ACTION ITEM: Every record here must be set down once more, precisely as it reads.

DATA SUPPLIED:
□ □ □ □
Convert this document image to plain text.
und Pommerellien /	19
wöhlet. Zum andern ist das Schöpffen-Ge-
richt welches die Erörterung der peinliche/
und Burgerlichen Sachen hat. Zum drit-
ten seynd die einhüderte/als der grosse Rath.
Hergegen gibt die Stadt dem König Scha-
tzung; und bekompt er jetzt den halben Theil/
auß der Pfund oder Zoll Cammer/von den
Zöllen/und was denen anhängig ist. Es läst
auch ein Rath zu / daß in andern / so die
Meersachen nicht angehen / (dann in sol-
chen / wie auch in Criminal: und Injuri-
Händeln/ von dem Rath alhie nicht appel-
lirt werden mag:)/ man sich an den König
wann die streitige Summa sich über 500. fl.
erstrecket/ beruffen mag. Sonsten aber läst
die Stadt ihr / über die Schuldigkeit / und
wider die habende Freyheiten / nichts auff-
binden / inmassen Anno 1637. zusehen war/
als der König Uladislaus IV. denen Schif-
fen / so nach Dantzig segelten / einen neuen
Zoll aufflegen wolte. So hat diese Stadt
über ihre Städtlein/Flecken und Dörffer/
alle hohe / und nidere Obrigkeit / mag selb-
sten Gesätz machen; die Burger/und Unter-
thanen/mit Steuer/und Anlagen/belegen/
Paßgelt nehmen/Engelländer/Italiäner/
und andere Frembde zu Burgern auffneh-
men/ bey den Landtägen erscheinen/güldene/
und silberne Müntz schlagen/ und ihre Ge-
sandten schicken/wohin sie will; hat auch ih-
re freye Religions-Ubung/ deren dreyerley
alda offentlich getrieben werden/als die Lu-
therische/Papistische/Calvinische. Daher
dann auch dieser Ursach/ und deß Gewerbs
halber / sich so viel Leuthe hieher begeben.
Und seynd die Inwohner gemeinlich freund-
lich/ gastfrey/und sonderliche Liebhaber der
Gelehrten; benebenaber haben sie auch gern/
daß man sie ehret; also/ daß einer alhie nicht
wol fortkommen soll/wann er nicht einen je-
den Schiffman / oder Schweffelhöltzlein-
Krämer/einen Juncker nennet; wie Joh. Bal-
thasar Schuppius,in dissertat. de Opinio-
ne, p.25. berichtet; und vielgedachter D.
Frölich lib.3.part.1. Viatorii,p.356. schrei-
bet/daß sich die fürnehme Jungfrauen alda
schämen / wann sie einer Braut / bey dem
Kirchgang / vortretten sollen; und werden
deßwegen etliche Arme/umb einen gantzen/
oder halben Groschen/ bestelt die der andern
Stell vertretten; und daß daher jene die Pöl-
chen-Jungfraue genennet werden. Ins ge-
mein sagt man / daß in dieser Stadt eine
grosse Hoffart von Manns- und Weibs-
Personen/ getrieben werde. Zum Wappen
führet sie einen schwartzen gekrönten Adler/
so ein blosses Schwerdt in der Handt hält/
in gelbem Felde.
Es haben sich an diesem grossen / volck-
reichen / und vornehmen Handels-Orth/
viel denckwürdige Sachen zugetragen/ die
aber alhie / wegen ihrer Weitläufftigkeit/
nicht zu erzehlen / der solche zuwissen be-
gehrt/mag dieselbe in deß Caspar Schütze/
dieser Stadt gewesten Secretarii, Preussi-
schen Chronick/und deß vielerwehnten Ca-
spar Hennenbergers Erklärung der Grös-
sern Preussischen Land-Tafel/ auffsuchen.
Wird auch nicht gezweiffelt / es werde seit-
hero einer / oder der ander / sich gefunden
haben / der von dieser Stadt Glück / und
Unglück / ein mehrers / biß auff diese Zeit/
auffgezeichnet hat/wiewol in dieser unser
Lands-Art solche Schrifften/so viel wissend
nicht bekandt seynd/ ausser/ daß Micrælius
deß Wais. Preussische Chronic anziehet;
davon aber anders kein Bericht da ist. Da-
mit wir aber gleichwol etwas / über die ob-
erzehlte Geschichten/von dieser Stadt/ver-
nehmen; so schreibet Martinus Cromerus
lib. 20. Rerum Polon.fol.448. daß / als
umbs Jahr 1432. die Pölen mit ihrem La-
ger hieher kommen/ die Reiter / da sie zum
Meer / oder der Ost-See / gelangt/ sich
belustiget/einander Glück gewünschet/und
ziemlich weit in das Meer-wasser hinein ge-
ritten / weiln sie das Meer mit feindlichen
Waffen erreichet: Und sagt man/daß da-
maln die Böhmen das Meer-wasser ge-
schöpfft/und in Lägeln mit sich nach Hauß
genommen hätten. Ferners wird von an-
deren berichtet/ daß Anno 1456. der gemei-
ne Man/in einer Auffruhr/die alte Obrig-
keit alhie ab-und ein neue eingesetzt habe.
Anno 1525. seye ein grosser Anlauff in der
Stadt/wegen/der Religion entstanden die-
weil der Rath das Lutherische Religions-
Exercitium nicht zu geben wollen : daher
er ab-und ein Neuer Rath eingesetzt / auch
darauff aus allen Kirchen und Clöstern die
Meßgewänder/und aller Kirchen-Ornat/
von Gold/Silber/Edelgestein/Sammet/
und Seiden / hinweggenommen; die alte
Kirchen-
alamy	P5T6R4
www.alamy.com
□ □ □ □
EXERCISE ANSWER:
Convert this document image to plain text.
und Pommerellien /	19
wöhlet. Zum andern ist das Schöpffen-Ge-
richt welches die Erörterung der peinliche/
und Burgerlichen Sachen hat. Zum drit-
ten seynd die einhüderte/als der grosse Rath.
Hergegen gibt die Stadt dem König Scha-
tzung; und bekompt er jetzt den halben Theil/
auß der Pfund oder Zoll Cammer/von den
Zöllen/und was denen anhängig ist. Es läst
auch ein Rath zu / daß in andern / so die
Meersachen nicht angehen / (dann in sol-
chen / wie auch in Criminal: und Injuri-
Händeln/ von dem Rath alhie nicht appel-
lirt werden mag:)/ man sich an den König
wann die streitige Summa sich über 500. fl.
erstrecket/ beruffen mag. Sonsten aber läst
die Stadt ihr / über die Schuldigkeit / und
wider die habende Freyheiten / nichts auff-
binden / inmassen Anno 1637. zusehen war/
als der König Uladislaus IV. denen Schif-
fen / so nach Dantzig segelten / einen neuen
Zoll aufflegen wolte. So hat diese Stadt
über ihre Städtlein/Flecken und Dörffer/
alle hohe / und nidere Obrigkeit / mag selb-
sten Gesätz machen; die Burger/und Unter-
thanen/mit Steuer/und Anlagen/belegen/
Paßgelt nehmen/Engelländer/Italiäner/
und andere Frembde zu Burgern auffneh-
men/ bey den Landtägen erscheinen/güldene/
und silberne Müntz schlagen/ und ihre Ge-
sandten schicken/wohin sie will; hat auch ih-
re freye Religions-Ubung/ deren dreyerley
alda offentlich getrieben werden/als die Lu-
therische/Papistische/Calvinische. Daher
dann auch dieser Ursach/ und deß Gewerbs
halber / sich so viel Leuthe hieher begeben.
Und seynd die Inwohner gemeinlich freund-
lich/ gastfrey/und sonderliche Liebhaber der
Gelehrten; benebenaber haben sie auch gern/
daß man sie ehret; also/ daß einer alhie nicht
wol fortkommen soll/wann er nicht einen je-
den Schiffman / oder Schweffelhöltzlein-
Krämer/einen Juncker nennet; wie Joh. Bal-
thasar Schuppius,in dissertat. de Opinio-
ne, p.25. berichtet; und vielgedachter D.
Frölich lib.3.part.1. Viatorii,p.356. schrei-
bet/daß sich die fürnehme Jungfrauen alda
schämen / wann sie einer Braut / bey dem
Kirchgang / vortretten sollen; und werden
deßwegen etliche Arme/umb einen gantzen/
oder halben Groschen/ bestelt die der andern
Stell vertretten; und daß daher jene die Pöl-
chen-Jungfraue genennet werden. Ins ge-
mein sagt man / daß in dieser Stadt eine
grosse Hoffart von Manns- und Weibs-
Personen/ getrieben werde. Zum Wappen
führet sie einen schwartzen gekrönten Adler/
so ein blosses Schwerdt in der Handt hält/
in gelbem Felde.
Es haben sich an diesem grossen / volck-
reichen / und vornehmen Handels-Orth/
viel denckwürdige Sachen zugetragen/ die
aber alhie / wegen ihrer Weitläufftigkeit/
nicht zu erzehlen / der solche zuwissen be-
gehrt/mag dieselbe in deß Caspar Schütze/
dieser Stadt gewesten Secretarii, Preussi-
schen Chronick/und deß vielerwehnten Ca-
spar Hennenbergers Erklärung der Grös-
sern Preussischen Land-Tafel/ auffsuchen.
Wird auch nicht gezweiffelt / es werde seit-
hero einer / oder der ander / sich gefunden
haben / der von dieser Stadt Glück / und
Unglück / ein mehrers / biß auff diese Zeit/
auffgezeichnet hat/wiewol in dieser unser
Lands-Art solche Schrifften/so viel wissend
nicht bekandt seynd/ ausser/ daß Micrælius
deß Wais. Preussische Chronic anziehet;
davon aber anders kein Bericht da ist. Da-
mit wir aber gleichwol etwas / über die ob-
erzehlte Geschichten/von dieser Stadt/ver-
nehmen; so schreibet Martinus Cromerus
lib. 20. Rerum Polon.fol.448. daß / als
umbs Jahr 1432. die Pölen mit ihrem La-
ger hieher kommen/ die Reiter / da sie zum
Meer / oder der Ost-See / gelangt/ sich
belustiget/einander Glück gewünschet/und
ziemlich weit in das Meer-wasser hinein ge-
ritten / weiln sie das Meer mit feindlichen
Waffen erreichet: Und sagt man/daß da-
maln die Böhmen das Meer-wasser ge-
schöpfft/und in Lägeln mit sich nach Hauß
genommen hätten. Ferners wird von an-
deren berichtet/ daß Anno 1456. der gemei-
ne Man/in einer Auffruhr/die alte Obrig-
keit alhie ab-und ein neue eingesetzt habe.
Anno 1525. seye ein grosser Anlauff in der
Stadt/wegen/der Religion entstanden die-
weil der Rath das Lutherische Religions-
Exercitium nicht zu geben wollen : daher
er ab-und ein Neuer Rath eingesetzt / auch
darauff aus allen Kirchen und Clöstern die
Meßgewänder/und aller Kirchen-Ornat/
von Gold/Silber/Edelgestein/Sammet/
und Seiden / hinweggenommen; die alte
Kirchen-
alamy	P5T6R4
www.alamy.com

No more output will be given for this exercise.